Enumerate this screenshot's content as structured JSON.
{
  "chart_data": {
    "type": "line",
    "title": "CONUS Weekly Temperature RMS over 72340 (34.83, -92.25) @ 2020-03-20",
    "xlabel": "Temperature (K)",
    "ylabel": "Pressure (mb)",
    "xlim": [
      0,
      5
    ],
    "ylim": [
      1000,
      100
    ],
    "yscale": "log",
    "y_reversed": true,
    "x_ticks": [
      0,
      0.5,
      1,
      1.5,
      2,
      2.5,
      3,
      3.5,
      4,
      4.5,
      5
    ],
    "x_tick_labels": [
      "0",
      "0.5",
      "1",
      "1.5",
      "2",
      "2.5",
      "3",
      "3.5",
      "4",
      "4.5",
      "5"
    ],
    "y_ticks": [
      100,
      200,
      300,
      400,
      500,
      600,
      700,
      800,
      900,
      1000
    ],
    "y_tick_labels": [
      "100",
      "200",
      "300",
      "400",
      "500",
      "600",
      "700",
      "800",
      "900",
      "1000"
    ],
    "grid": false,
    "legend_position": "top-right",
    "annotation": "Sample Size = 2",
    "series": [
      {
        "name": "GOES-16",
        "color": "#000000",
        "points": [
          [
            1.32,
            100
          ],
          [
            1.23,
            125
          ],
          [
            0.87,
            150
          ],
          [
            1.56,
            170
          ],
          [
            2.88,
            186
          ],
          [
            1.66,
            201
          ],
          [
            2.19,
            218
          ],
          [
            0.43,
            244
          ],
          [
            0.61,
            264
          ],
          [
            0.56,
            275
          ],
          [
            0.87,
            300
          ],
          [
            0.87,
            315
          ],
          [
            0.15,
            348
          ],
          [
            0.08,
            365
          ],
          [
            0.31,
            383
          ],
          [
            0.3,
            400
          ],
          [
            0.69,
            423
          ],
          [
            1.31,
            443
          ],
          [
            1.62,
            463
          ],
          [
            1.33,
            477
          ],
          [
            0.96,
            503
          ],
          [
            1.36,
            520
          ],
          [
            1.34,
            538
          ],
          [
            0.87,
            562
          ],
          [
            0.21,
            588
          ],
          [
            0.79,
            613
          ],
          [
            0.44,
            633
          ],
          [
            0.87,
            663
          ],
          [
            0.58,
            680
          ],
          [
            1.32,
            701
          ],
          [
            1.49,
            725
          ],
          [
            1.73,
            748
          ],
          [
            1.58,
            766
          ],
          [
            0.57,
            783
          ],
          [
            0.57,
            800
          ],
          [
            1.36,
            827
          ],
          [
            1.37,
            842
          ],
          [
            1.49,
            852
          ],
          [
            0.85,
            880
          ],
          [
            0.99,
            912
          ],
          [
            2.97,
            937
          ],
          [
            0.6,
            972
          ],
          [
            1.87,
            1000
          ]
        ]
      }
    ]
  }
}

== TASK GOAL ==
Copy out the full set of records precisely, leaving nothing out.

== EXERCISE ANSWER ==
Enumerate this screenshot's content as structured JSON.
{
  "chart_data": {
    "type": "line",
    "title": "CONUS Weekly Temperature RMS over 72340 (34.83, -92.25) @ 2020-03-20",
    "xlabel": "Temperature (K)",
    "ylabel": "Pressure (mb)",
    "xlim": [
      0,
      5
    ],
    "ylim": [
      1000,
      100
    ],
    "yscale": "log",
    "y_reversed": true,
    "x_ticks": [
      0,
      0.5,
      1,
      1.5,
      2,
      2.5,
      3,
      3.5,
      4,
      4.5,
      5
    ],
    "x_tick_labels": [
      "0",
      "0.5",
      "1",
      "1.5",
      "2",
      "2.5",
      "3",
      "3.5",
      "4",
      "4.5",
      "5"
    ],
    "y_ticks": [
      100,
      200,
      300,
      400,
      500,
      600,
      700,
      800,
      900,
      1000
    ],
    "y_tick_labels": [
      "100",
      "200",
      "300",
      "400",
      "500",
      "600",
      "700",
      "800",
      "900",
      "1000"
    ],
    "grid": false,
    "legend_position": "top-right",
    "annotation": "Sample Size = 2",
    "series": [
      {
        "name": "GOES-16",
        "color": "#000000",
        "points": [
          [
            1.32,
            100
          ],
          [
            1.23,
            125
          ],
          [
            0.87,
            150
          ],
          [
            1.56,
            170
          ],
          [
            2.88,
            186
          ],
          [
            1.66,
            201
          ],
          [
            2.19,
            218
          ],
          [
            0.43,
            244
          ],
          [
            0.61,
            264
          ],
          [
            0.56,
            275
          ],
          [
            0.87,
            300
          ],
          [
            0.87,
            315
          ],
          [
            0.15,
            348
          ],
          [
            0.08,
            365
          ],
          [
            0.31,
            383
          ],
          [
            0.3,
            400
          ],
          [
            0.69,
            423
          ],
          [
            1.31,
            443
          ],
          [
            1.62,
            463
          ],
          [
            1.33,
            477
          ],
          [
            0.96,
            503
          ],
          [
            1.36,
            520
          ],
          [
            1.34,
            538
          ],
          [
            0.87,
            562
          ],
          [
            0.21,
            588
          ],
          [
            0.79,
            613
          ],
          [
            0.44,
            633
          ],
          [
            0.87,
            663
          ],
          [
            0.58,
            680
          ],
          [
            1.32,
            701
          ],
          [
            1.49,
            725
          ],
          [
            1.73,
            748
          ],
          [
            1.58,
            766
          ],
          [
            0.57,
            783
          ],
          [
            0.57,
            800
          ],
          [
            1.36,
            827
          ],
          [
            1.37,
            842
          ],
          [
            1.49,
            852
          ],
          [
            0.85,
            880
          ],
          [
            0.99,
            912
          ],
          [
            2.97,
            937
          ],
          [
            0.6,
            972
          ],
          [
            1.87,
            1000
          ]
        ]
      }
    ]
  }
}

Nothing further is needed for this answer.